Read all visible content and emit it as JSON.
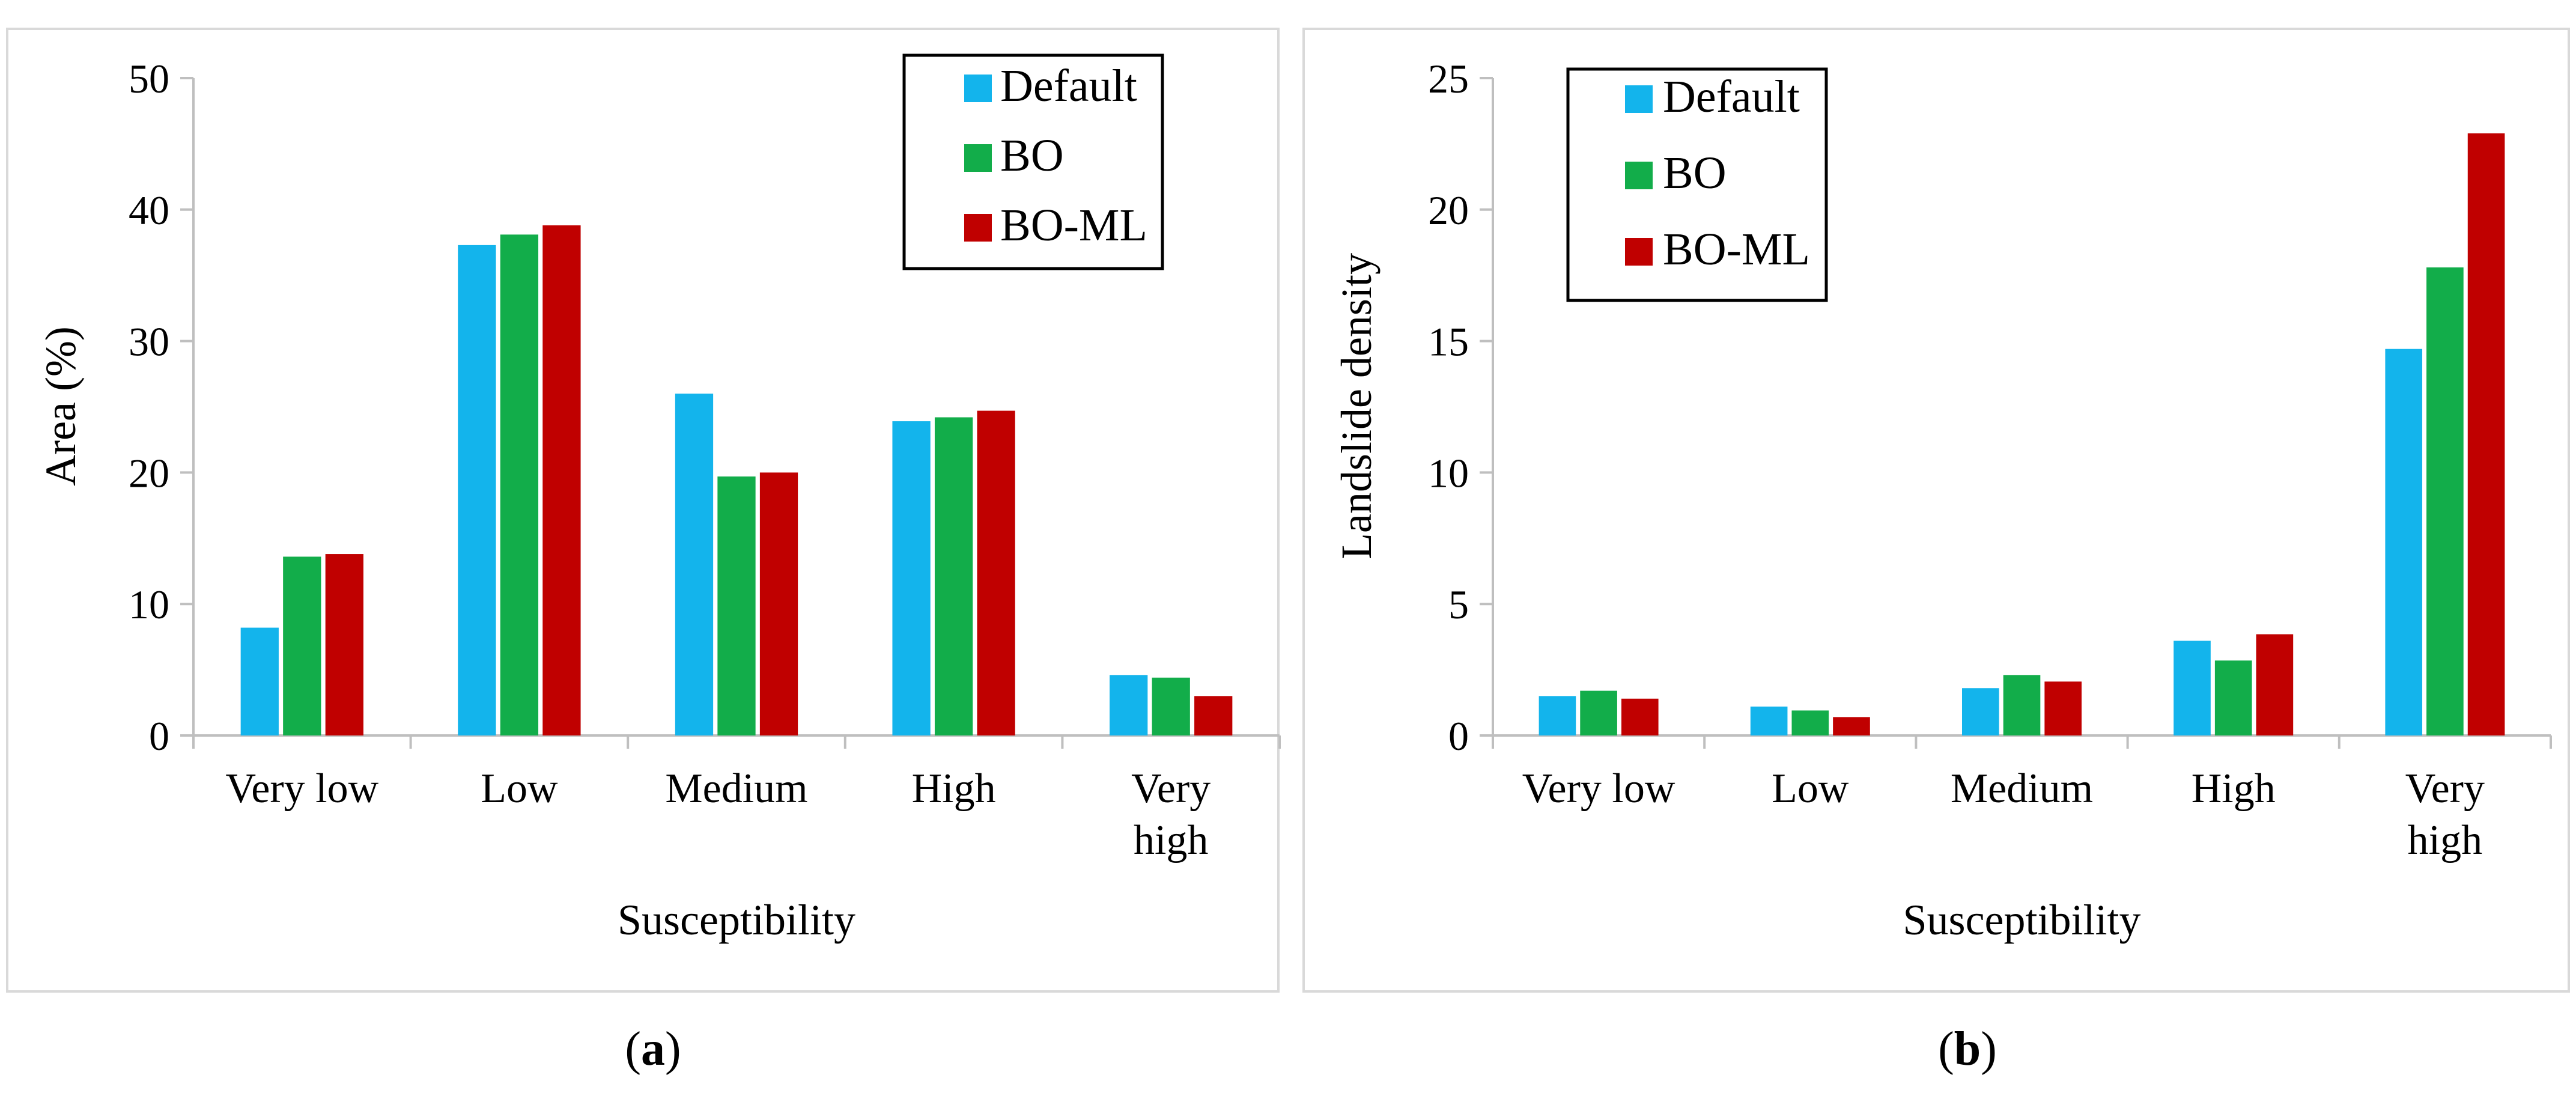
{
  "colors": {
    "Default": "#13b4ec",
    "BO": "#12ad4a",
    "BO-ML": "#c00000",
    "axis": "#bfbfbf",
    "frame": "#d9d9d9"
  },
  "chart_data": [
    {
      "type": "bar",
      "caption_letter": "a",
      "xlabel": "Susceptibility",
      "ylabel": "Area (%)",
      "ylim": [
        0,
        50
      ],
      "yticks": [
        0,
        10,
        20,
        30,
        40,
        50
      ],
      "categories": [
        [
          "Very low"
        ],
        [
          "Low"
        ],
        [
          "Medium"
        ],
        [
          "High"
        ],
        [
          "Very",
          "high"
        ]
      ],
      "legend_position": "top-right",
      "series": [
        {
          "name": "Default",
          "values": [
            8.2,
            37.3,
            26.0,
            23.9,
            4.6
          ]
        },
        {
          "name": "BO",
          "values": [
            13.6,
            38.1,
            19.7,
            24.2,
            4.4
          ]
        },
        {
          "name": "BO-ML",
          "values": [
            13.8,
            38.8,
            20.0,
            24.7,
            3.0
          ]
        }
      ]
    },
    {
      "type": "bar",
      "caption_letter": "b",
      "xlabel": "Susceptibility",
      "ylabel": "Landslide density",
      "ylim": [
        0,
        25
      ],
      "yticks": [
        0,
        5,
        10,
        15,
        20,
        25
      ],
      "categories": [
        [
          "Very low"
        ],
        [
          "Low"
        ],
        [
          "Medium"
        ],
        [
          "High"
        ],
        [
          "Very",
          "high"
        ]
      ],
      "legend_position": "top-left",
      "series": [
        {
          "name": "Default",
          "values": [
            1.5,
            1.1,
            1.8,
            3.6,
            14.7
          ]
        },
        {
          "name": "BO",
          "values": [
            1.7,
            0.95,
            2.3,
            2.85,
            17.8
          ]
        },
        {
          "name": "BO-ML",
          "values": [
            1.4,
            0.7,
            2.05,
            3.85,
            22.9
          ]
        }
      ]
    }
  ]
}
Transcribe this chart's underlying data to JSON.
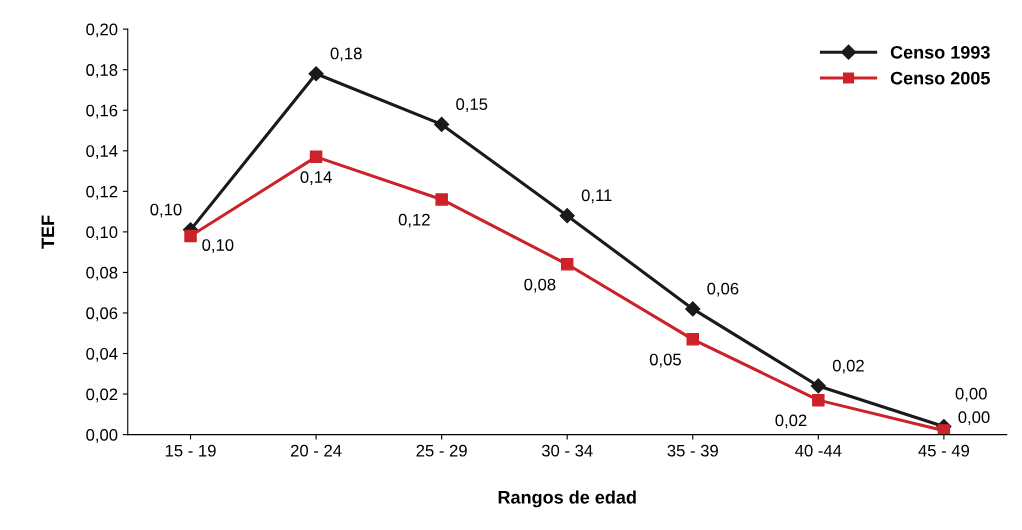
{
  "chart_data": {
    "type": "line",
    "xlabel": "Rangos de edad",
    "ylabel": "TEF",
    "categories": [
      "15 - 19",
      "20 - 24",
      "25 - 29",
      "30 - 34",
      "35 - 39",
      "40 -44",
      "45 - 49"
    ],
    "series": [
      {
        "name": "Censo 1993",
        "color": "#1a1a1a",
        "marker": "diamond",
        "values": [
          0.101,
          0.178,
          0.153,
          0.108,
          0.062,
          0.024,
          0.004
        ],
        "value_labels": [
          "0,10",
          "0,18",
          "0,15",
          "0,11",
          "0,06",
          "0,02",
          "0,00"
        ]
      },
      {
        "name": "Censo 2005",
        "color": "#cc2229",
        "marker": "square",
        "values": [
          0.098,
          0.137,
          0.116,
          0.084,
          0.047,
          0.017,
          0.002
        ],
        "value_labels": [
          "0,10",
          "0,14",
          "0,12",
          "0,08",
          "0,05",
          "0,02",
          "0,00"
        ]
      }
    ],
    "ylim": [
      0,
      0.2
    ],
    "yticks": [
      {
        "value": 0,
        "label": "0,00"
      },
      {
        "value": 0.02,
        "label": "0,02"
      },
      {
        "value": 0.04,
        "label": "0,04"
      },
      {
        "value": 0.06,
        "label": "0,06"
      },
      {
        "value": 0.08,
        "label": "0,08"
      },
      {
        "value": 0.1,
        "label": "0,10"
      },
      {
        "value": 0.12,
        "label": "0,12"
      },
      {
        "value": 0.14,
        "label": "0,14"
      },
      {
        "value": 0.16,
        "label": "0,16"
      },
      {
        "value": 0.18,
        "label": "0,18"
      },
      {
        "value": 0.2,
        "label": "0,20"
      }
    ],
    "legend": "top right",
    "grid": false,
    "line_style": "solid"
  }
}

******

### What needs to be done
Could you repeat all of the material exactly? Pictures should not be copied.

### Result for this exercise
Read all visible content and emit it as JSON.
{
  "colors": {
    "Default": "#13b4ec",
    "BO": "#12ad4a",
    "BO-ML": "#c00000",
    "axis": "#bfbfbf",
    "frame": "#d9d9d9"
  },
  "chart_data": [
    {
      "type": "bar",
      "caption_letter": "a",
      "xlabel": "Susceptibility",
      "ylabel": "Area (%)",
      "ylim": [
        0,
        50
      ],
      "yticks": [
        0,
        10,
        20,
        30,
        40,
        50
      ],
      "categories": [
        [
          "Very low"
        ],
        [
          "Low"
        ],
        [
          "Medium"
        ],
        [
          "High"
        ],
        [
          "Very",
          "high"
        ]
      ],
      "legend_position": "top-right",
      "series": [
        {
          "name": "Default",
          "values": [
            8.2,
            37.3,
            26.0,
            23.9,
            4.6
          ]
        },
        {
          "name": "BO",
          "values": [
            13.6,
            38.1,
            19.7,
            24.2,
            4.4
          ]
        },
        {
          "name": "BO-ML",
          "values": [
            13.8,
            38.8,
            20.0,
            24.7,
            3.0
          ]
        }
      ]
    },
    {
      "type": "bar",
      "caption_letter": "b",
      "xlabel": "Susceptibility",
      "ylabel": "Landslide density",
      "ylim": [
        0,
        25
      ],
      "yticks": [
        0,
        5,
        10,
        15,
        20,
        25
      ],
      "categories": [
        [
          "Very low"
        ],
        [
          "Low"
        ],
        [
          "Medium"
        ],
        [
          "High"
        ],
        [
          "Very",
          "high"
        ]
      ],
      "legend_position": "top-left",
      "series": [
        {
          "name": "Default",
          "values": [
            1.5,
            1.1,
            1.8,
            3.6,
            14.7
          ]
        },
        {
          "name": "BO",
          "values": [
            1.7,
            0.95,
            2.3,
            2.85,
            17.8
          ]
        },
        {
          "name": "BO-ML",
          "values": [
            1.4,
            0.7,
            2.05,
            3.85,
            22.9
          ]
        }
      ]
    }
  ]
}
Transcribe this chart's underlying data to JSON.
{
  "chart_data": {
    "type": "line",
    "xlabel": "Rangos de edad",
    "ylabel": "TEF",
    "categories": [
      "15 - 19",
      "20 - 24",
      "25 - 29",
      "30 - 34",
      "35 - 39",
      "40 -44",
      "45 - 49"
    ],
    "series": [
      {
        "name": "Censo 1993",
        "color": "#1a1a1a",
        "marker": "diamond",
        "values": [
          0.101,
          0.178,
          0.153,
          0.108,
          0.062,
          0.024,
          0.004
        ],
        "value_labels": [
          "0,10",
          "0,18",
          "0,15",
          "0,11",
          "0,06",
          "0,02",
          "0,00"
        ]
      },
      {
        "name": "Censo 2005",
        "color": "#cc2229",
        "marker": "square",
        "values": [
          0.098,
          0.137,
          0.116,
          0.084,
          0.047,
          0.017,
          0.002
        ],
        "value_labels": [
          "0,10",
          "0,14",
          "0,12",
          "0,08",
          "0,05",
          "0,02",
          "0,00"
        ]
      }
    ],
    "ylim": [
      0,
      0.2
    ],
    "yticks": [
      {
        "value": 0,
        "label": "0,00"
      },
      {
        "value": 0.02,
        "label": "0,02"
      },
      {
        "value": 0.04,
        "label": "0,04"
      },
      {
        "value": 0.06,
        "label": "0,06"
      },
      {
        "value": 0.08,
        "label": "0,08"
      },
      {
        "value": 0.1,
        "label": "0,10"
      },
      {
        "value": 0.12,
        "label": "0,12"
      },
      {
        "value": 0.14,
        "label": "0,14"
      },
      {
        "value": 0.16,
        "label": "0,16"
      },
      {
        "value": 0.18,
        "label": "0,18"
      },
      {
        "value": 0.2,
        "label": "0,20"
      }
    ],
    "legend": "top right",
    "grid": false,
    "line_style": "solid"
  }
}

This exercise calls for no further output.